Figure contents as structured data
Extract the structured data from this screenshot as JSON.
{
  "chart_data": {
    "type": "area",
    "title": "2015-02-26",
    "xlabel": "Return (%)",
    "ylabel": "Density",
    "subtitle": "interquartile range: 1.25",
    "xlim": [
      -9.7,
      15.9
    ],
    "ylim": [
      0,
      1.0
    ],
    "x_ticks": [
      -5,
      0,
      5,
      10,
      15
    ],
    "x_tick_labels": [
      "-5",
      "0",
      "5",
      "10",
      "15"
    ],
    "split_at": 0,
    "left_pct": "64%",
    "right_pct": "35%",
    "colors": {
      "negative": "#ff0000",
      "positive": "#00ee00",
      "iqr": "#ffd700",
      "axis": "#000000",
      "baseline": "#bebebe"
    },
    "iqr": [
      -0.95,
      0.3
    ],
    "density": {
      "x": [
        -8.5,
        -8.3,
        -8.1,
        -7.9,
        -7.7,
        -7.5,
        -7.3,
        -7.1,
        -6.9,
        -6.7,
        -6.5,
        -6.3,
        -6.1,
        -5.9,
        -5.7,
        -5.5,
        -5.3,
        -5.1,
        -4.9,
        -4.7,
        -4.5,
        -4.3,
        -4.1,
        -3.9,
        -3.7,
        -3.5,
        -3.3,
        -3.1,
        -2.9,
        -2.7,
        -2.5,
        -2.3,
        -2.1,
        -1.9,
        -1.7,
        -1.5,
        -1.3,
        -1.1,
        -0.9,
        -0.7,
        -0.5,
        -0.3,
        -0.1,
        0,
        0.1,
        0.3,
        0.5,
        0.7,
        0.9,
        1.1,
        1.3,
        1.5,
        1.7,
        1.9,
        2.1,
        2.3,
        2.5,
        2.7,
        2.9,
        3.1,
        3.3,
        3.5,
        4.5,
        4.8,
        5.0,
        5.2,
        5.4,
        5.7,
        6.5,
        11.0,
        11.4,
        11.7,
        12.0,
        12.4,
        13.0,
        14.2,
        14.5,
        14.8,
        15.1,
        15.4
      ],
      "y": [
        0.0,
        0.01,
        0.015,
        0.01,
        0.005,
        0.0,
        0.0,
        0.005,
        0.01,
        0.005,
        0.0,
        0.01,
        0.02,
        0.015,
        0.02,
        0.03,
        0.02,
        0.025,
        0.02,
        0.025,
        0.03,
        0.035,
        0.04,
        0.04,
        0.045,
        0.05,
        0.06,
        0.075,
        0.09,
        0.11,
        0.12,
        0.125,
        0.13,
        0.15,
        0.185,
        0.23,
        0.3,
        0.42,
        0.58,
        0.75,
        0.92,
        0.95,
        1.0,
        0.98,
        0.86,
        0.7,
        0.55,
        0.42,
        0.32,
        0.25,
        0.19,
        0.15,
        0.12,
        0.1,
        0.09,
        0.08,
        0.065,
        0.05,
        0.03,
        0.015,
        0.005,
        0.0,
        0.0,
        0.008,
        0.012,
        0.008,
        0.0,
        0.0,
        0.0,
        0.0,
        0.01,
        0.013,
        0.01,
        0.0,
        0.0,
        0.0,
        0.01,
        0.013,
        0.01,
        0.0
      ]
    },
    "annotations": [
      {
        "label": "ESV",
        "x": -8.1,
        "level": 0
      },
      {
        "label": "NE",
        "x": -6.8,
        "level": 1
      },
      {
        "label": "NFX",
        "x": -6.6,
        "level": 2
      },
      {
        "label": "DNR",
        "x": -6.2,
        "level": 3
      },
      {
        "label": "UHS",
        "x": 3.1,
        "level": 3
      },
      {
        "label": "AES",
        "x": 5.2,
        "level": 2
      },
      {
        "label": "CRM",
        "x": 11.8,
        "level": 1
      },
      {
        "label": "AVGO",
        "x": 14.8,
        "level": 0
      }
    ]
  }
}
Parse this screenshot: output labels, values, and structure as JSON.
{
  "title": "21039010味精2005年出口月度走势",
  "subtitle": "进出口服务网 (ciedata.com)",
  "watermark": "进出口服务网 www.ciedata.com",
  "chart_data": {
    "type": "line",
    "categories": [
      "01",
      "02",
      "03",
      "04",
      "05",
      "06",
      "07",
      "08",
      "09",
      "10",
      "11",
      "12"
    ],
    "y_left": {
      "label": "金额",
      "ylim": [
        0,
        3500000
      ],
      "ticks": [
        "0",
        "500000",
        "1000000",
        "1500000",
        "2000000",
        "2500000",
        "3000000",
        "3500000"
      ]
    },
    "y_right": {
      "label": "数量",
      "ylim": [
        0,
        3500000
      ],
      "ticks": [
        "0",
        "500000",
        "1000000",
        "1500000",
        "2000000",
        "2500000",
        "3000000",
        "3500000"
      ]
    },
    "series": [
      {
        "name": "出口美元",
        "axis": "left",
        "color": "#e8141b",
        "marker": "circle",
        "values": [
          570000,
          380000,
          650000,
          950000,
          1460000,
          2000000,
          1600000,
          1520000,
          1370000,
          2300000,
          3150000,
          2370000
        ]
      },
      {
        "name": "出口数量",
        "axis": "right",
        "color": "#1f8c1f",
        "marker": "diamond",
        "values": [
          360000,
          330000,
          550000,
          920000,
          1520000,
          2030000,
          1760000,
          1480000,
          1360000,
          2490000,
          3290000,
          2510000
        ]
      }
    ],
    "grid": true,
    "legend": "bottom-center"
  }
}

#### Instructions for the task:
Copy out every line from the records that has the word "ciedata".

#### Response to this task:
  "subtitle": "进出口服务网 (ciedata.com)",
  "watermark": "进出口服务网 www.ciedata.com",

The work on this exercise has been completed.